== Description of the task ==
Output all of the entries exactly as written.
** begin **
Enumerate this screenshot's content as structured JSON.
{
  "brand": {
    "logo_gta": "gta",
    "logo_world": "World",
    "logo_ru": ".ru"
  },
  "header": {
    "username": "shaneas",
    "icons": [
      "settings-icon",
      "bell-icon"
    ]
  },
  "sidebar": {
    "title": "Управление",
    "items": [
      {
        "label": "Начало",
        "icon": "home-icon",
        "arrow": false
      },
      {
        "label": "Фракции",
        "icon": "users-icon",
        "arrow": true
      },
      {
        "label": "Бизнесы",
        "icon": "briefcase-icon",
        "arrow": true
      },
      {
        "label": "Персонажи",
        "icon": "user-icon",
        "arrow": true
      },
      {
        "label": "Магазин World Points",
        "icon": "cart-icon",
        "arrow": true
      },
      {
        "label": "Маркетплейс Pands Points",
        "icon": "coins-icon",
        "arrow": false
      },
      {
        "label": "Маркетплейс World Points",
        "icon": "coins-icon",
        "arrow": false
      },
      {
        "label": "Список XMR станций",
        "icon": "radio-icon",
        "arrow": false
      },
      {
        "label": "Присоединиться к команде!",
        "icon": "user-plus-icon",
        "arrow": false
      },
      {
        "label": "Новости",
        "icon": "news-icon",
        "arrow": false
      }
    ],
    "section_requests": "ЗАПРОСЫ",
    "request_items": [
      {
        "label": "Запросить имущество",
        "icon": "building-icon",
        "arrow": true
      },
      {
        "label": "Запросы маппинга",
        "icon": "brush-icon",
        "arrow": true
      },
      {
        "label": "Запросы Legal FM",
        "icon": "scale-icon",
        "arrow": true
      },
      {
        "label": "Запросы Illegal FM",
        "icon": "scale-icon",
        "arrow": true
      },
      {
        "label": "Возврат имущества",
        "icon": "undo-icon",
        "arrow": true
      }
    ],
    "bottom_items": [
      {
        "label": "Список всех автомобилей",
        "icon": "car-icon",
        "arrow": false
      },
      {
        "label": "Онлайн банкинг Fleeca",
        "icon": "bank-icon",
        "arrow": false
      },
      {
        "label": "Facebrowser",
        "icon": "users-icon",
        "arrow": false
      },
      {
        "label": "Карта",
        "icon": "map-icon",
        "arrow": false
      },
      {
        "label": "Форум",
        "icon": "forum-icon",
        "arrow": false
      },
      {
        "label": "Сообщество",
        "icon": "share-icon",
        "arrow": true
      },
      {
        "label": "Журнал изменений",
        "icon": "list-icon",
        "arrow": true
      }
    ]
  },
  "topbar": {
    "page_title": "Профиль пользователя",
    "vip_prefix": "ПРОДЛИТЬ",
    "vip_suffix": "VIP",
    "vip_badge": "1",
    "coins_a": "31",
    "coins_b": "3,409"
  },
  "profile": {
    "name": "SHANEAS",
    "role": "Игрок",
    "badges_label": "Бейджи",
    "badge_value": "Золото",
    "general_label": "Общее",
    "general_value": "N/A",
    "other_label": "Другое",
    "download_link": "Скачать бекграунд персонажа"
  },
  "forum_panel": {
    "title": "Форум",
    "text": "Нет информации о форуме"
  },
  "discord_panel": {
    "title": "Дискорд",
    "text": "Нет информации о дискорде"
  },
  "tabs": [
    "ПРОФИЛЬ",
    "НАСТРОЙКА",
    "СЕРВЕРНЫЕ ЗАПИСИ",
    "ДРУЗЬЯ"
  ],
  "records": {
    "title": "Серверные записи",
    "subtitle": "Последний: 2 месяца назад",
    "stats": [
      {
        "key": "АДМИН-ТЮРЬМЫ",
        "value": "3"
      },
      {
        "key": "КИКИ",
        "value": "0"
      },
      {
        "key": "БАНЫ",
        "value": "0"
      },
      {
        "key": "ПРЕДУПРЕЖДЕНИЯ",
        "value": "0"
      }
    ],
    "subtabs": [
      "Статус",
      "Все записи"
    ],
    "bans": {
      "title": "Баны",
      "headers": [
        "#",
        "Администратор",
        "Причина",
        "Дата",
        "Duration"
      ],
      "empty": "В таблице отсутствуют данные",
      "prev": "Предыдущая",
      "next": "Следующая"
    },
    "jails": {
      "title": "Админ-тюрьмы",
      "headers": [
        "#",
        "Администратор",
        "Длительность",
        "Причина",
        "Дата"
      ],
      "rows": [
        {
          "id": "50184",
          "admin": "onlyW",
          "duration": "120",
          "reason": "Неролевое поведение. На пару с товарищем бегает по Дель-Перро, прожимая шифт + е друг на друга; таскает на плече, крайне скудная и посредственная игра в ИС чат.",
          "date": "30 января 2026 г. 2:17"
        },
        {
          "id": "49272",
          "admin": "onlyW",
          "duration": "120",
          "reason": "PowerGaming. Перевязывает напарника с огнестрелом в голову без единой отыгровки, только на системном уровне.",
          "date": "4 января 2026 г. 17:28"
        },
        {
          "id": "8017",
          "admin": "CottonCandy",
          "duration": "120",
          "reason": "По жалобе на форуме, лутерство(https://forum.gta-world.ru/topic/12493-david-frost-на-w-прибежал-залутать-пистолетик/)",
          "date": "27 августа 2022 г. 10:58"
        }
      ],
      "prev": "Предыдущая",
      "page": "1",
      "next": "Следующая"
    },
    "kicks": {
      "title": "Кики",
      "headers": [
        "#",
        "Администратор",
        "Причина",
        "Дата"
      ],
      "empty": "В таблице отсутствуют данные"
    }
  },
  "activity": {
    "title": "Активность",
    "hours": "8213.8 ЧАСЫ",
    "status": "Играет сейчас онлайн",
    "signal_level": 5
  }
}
** end **
== Complete answer ==
Enumerate this screenshot's content as structured JSON.
{
  "brand": {
    "logo_gta": "gta",
    "logo_world": "World",
    "logo_ru": ".ru"
  },
  "header": {
    "username": "shaneas",
    "icons": [
      "settings-icon",
      "bell-icon"
    ]
  },
  "sidebar": {
    "title": "Управление",
    "items": [
      {
        "label": "Начало",
        "icon": "home-icon",
        "arrow": false
      },
      {
        "label": "Фракции",
        "icon": "users-icon",
        "arrow": true
      },
      {
        "label": "Бизнесы",
        "icon": "briefcase-icon",
        "arrow": true
      },
      {
        "label": "Персонажи",
        "icon": "user-icon",
        "arrow": true
      },
      {
        "label": "Магазин World Points",
        "icon": "cart-icon",
        "arrow": true
      },
      {
        "label": "Маркетплейс Pands Points",
        "icon": "coins-icon",
        "arrow": false
      },
      {
        "label": "Маркетплейс World Points",
        "icon": "coins-icon",
        "arrow": false
      },
      {
        "label": "Список XMR станций",
        "icon": "radio-icon",
        "arrow": false
      },
      {
        "label": "Присоединиться к команде!",
        "icon": "user-plus-icon",
        "arrow": false
      },
      {
        "label": "Новости",
        "icon": "news-icon",
        "arrow": false
      }
    ],
    "section_requests": "ЗАПРОСЫ",
    "request_items": [
      {
        "label": "Запросить имущество",
        "icon": "building-icon",
        "arrow": true
      },
      {
        "label": "Запросы маппинга",
        "icon": "brush-icon",
        "arrow": true
      },
      {
        "label": "Запросы Legal FM",
        "icon": "scale-icon",
        "arrow": true
      },
      {
        "label": "Запросы Illegal FM",
        "icon": "scale-icon",
        "arrow": true
      },
      {
        "label": "Возврат имущества",
        "icon": "undo-icon",
        "arrow": true
      }
    ],
    "bottom_items": [
      {
        "label": "Список всех автомобилей",
        "icon": "car-icon",
        "arrow": false
      },
      {
        "label": "Онлайн банкинг Fleeca",
        "icon": "bank-icon",
        "arrow": false
      },
      {
        "label": "Facebrowser",
        "icon": "users-icon",
        "arrow": false
      },
      {
        "label": "Карта",
        "icon": "map-icon",
        "arrow": false
      },
      {
        "label": "Форум",
        "icon": "forum-icon",
        "arrow": false
      },
      {
        "label": "Сообщество",
        "icon": "share-icon",
        "arrow": true
      },
      {
        "label": "Журнал изменений",
        "icon": "list-icon",
        "arrow": true
      }
    ]
  },
  "topbar": {
    "page_title": "Профиль пользователя",
    "vip_prefix": "ПРОДЛИТЬ",
    "vip_suffix": "VIP",
    "vip_badge": "1",
    "coins_a": "31",
    "coins_b": "3,409"
  },
  "profile": {
    "name": "SHANEAS",
    "role": "Игрок",
    "badges_label": "Бейджи",
    "badge_value": "Золото",
    "general_label": "Общее",
    "general_value": "N/A",
    "other_label": "Другое",
    "download_link": "Скачать бекграунд персонажа"
  },
  "forum_panel": {
    "title": "Форум",
    "text": "Нет информации о форуме"
  },
  "discord_panel": {
    "title": "Дискорд",
    "text": "Нет информации о дискорде"
  },
  "tabs": [
    "ПРОФИЛЬ",
    "НАСТРОЙКА",
    "СЕРВЕРНЫЕ ЗАПИСИ",
    "ДРУЗЬЯ"
  ],
  "records": {
    "title": "Серверные записи",
    "subtitle": "Последний: 2 месяца назад",
    "stats": [
      {
        "key": "АДМИН-ТЮРЬМЫ",
        "value": "3"
      },
      {
        "key": "КИКИ",
        "value": "0"
      },
      {
        "key": "БАНЫ",
        "value": "0"
      },
      {
        "key": "ПРЕДУПРЕЖДЕНИЯ",
        "value": "0"
      }
    ],
    "subtabs": [
      "Статус",
      "Все записи"
    ],
    "bans": {
      "title": "Баны",
      "headers": [
        "#",
        "Администратор",
        "Причина",
        "Дата",
        "Duration"
      ],
      "empty": "В таблице отсутствуют данные",
      "prev": "Предыдущая",
      "next": "Следующая"
    },
    "jails": {
      "title": "Админ-тюрьмы",
      "headers": [
        "#",
        "Администратор",
        "Длительность",
        "Причина",
        "Дата"
      ],
      "rows": [
        {
          "id": "50184",
          "admin": "onlyW",
          "duration": "120",
          "reason": "Неролевое поведение. На пару с товарищем бегает по Дель-Перро, прожимая шифт + е друг на друга; таскает на плече, крайне скудная и посредственная игра в ИС чат.",
          "date": "30 января 2026 г. 2:17"
        },
        {
          "id": "49272",
          "admin": "onlyW",
          "duration": "120",
          "reason": "PowerGaming. Перевязывает напарника с огнестрелом в голову без единой отыгровки, только на системном уровне.",
          "date": "4 января 2026 г. 17:28"
        },
        {
          "id": "8017",
          "admin": "CottonCandy",
          "duration": "120",
          "reason": "По жалобе на форуме, лутерство(https://forum.gta-world.ru/topic/12493-david-frost-на-w-прибежал-залутать-пистолетик/)",
          "date": "27 августа 2022 г. 10:58"
        }
      ],
      "prev": "Предыдущая",
      "page": "1",
      "next": "Следующая"
    },
    "kicks": {
      "title": "Кики",
      "headers": [
        "#",
        "Администратор",
        "Причина",
        "Дата"
      ],
      "empty": "В таблице отсутствуют данные"
    }
  },
  "activity": {
    "title": "Активность",
    "hours": "8213.8 ЧАСЫ",
    "status": "Играет сейчас онлайн",
    "signal_level": 5
  }
}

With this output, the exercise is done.